* start Source records *
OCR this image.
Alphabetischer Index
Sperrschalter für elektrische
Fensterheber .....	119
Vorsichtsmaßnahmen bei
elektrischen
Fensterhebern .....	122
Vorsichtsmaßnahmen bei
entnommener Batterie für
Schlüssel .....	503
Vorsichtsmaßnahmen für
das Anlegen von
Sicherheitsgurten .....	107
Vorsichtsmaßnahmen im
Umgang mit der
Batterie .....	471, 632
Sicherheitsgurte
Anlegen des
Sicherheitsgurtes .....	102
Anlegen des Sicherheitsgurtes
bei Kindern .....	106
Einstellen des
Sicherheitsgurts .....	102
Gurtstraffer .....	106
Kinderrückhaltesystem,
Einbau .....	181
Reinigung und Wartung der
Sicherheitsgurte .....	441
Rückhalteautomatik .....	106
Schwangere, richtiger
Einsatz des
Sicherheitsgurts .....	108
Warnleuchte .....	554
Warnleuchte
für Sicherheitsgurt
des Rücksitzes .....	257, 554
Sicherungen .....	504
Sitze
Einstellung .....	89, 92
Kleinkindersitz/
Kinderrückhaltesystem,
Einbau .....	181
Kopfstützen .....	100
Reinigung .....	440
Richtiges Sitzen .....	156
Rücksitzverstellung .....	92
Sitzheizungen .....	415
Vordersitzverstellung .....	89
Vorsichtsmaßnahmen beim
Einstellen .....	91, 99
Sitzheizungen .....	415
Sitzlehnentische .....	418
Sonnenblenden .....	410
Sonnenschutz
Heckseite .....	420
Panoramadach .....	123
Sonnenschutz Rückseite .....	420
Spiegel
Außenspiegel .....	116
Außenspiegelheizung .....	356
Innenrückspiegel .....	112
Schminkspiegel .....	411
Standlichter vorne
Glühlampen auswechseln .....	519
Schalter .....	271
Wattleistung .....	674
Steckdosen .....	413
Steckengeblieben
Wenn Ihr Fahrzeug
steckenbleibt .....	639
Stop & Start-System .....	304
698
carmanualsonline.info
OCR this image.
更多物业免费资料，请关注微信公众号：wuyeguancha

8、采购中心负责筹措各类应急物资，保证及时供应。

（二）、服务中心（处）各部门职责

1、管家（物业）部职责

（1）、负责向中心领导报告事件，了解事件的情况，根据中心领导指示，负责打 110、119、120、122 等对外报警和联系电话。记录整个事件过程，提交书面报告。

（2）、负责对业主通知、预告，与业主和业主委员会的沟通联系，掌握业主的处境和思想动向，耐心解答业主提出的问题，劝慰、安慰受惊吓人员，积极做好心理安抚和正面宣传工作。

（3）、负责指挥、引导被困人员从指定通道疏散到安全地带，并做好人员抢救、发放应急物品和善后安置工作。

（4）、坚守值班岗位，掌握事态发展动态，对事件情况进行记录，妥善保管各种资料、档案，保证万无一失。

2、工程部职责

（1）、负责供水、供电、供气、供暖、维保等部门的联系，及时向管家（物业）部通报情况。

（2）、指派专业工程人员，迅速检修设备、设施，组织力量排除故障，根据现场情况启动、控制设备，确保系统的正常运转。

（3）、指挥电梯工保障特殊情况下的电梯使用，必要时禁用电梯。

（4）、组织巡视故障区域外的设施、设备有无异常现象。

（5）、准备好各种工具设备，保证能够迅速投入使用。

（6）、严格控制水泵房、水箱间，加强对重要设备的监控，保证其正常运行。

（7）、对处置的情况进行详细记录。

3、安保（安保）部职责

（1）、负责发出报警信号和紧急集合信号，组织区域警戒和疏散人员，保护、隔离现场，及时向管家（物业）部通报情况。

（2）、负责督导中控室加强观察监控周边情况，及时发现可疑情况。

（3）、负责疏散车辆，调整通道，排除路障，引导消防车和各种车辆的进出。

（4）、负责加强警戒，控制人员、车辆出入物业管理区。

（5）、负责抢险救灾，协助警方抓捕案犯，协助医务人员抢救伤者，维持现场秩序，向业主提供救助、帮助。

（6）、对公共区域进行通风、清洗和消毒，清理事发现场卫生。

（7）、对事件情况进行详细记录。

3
* end Source records *
**Description of the task**
All entries must be repeated verbatim.

**Task output**
OCR this image.
Alphabetischer Index
Sperrschalter für elektrische
Fensterheber .....	119
Vorsichtsmaßnahmen bei
elektrischen
Fensterhebern .....	122
Vorsichtsmaßnahmen bei
entnommener Batterie für
Schlüssel .....	503
Vorsichtsmaßnahmen für
das Anlegen von
Sicherheitsgurten .....	107
Vorsichtsmaßnahmen im
Umgang mit der
Batterie .....	471, 632
Sicherheitsgurte
Anlegen des
Sicherheitsgurtes .....	102
Anlegen des Sicherheitsgurtes
bei Kindern .....	106
Einstellen des
Sicherheitsgurts .....	102
Gurtstraffer .....	106
Kinderrückhaltesystem,
Einbau .....	181
Reinigung und Wartung der
Sicherheitsgurte .....	441
Rückhalteautomatik .....	106
Schwangere, richtiger
Einsatz des
Sicherheitsgurts .....	108
Warnleuchte .....	554
Warnleuchte
für Sicherheitsgurt
des Rücksitzes .....	257, 554
Sicherungen .....	504
Sitze
Einstellung .....	89, 92
Kleinkindersitz/
Kinderrückhaltesystem,
Einbau .....	181
Kopfstützen .....	100
Reinigung .....	440
Richtiges Sitzen .....	156
Rücksitzverstellung .....	92
Sitzheizungen .....	415
Vordersitzverstellung .....	89
Vorsichtsmaßnahmen beim
Einstellen .....	91, 99
Sitzheizungen .....	415
Sitzlehnentische .....	418
Sonnenblenden .....	410
Sonnenschutz
Heckseite .....	420
Panoramadach .....	123
Sonnenschutz Rückseite .....	420
Spiegel
Außenspiegel .....	116
Außenspiegelheizung .....	356
Innenrückspiegel .....	112
Schminkspiegel .....	411
Standlichter vorne
Glühlampen auswechseln .....	519
Schalter .....	271
Wattleistung .....	674
Steckdosen .....	413
Steckengeblieben
Wenn Ihr Fahrzeug
steckenbleibt .....	639
Stop & Start-System .....	304
698
carmanualsonline.info
OCR this image.
更多物业免费资料，请关注微信公众号：wuyeguancha

8、采购中心负责筹措各类应急物资，保证及时供应。

（二）、服务中心（处）各部门职责

1、管家（物业）部职责

（1）、负责向中心领导报告事件，了解事件的情况，根据中心领导指示，负责打 110、119、120、122 等对外报警和联系电话。记录整个事件过程，提交书面报告。

（2）、负责对业主通知、预告，与业主和业主委员会的沟通联系，掌握业主的处境和思想动向，耐心解答业主提出的问题，劝慰、安慰受惊吓人员，积极做好心理安抚和正面宣传工作。

（3）、负责指挥、引导被困人员从指定通道疏散到安全地带，并做好人员抢救、发放应急物品和善后安置工作。

（4）、坚守值班岗位，掌握事态发展动态，对事件情况进行记录，妥善保管各种资料、档案，保证万无一失。

2、工程部职责

（1）、负责供水、供电、供气、供暖、维保等部门的联系，及时向管家（物业）部通报情况。

（2）、指派专业工程人员，迅速检修设备、设施，组织力量排除故障，根据现场情况启动、控制设备，确保系统的正常运转。

（3）、指挥电梯工保障特殊情况下的电梯使用，必要时禁用电梯。

（4）、组织巡视故障区域外的设施、设备有无异常现象。

（5）、准备好各种工具设备，保证能够迅速投入使用。

（6）、严格控制水泵房、水箱间，加强对重要设备的监控，保证其正常运行。

（7）、对处置的情况进行详细记录。

3、安保（安保）部职责

（1）、负责发出报警信号和紧急集合信号，组织区域警戒和疏散人员，保护、隔离现场，及时向管家（物业）部通报情况。

（2）、负责督导中控室加强观察监控周边情况，及时发现可疑情况。

（3）、负责疏散车辆，调整通道，排除路障，引导消防车和各种车辆的进出。

（4）、负责加强警戒，控制人员、车辆出入物业管理区。

（5）、负责抢险救灾，协助警方抓捕案犯，协助医务人员抢救伤者，维持现场秩序，向业主提供救助、帮助。

（6）、对公共区域进行通风、清洗和消毒，清理事发现场卫生。

（7）、对事件情况进行详细记录。

3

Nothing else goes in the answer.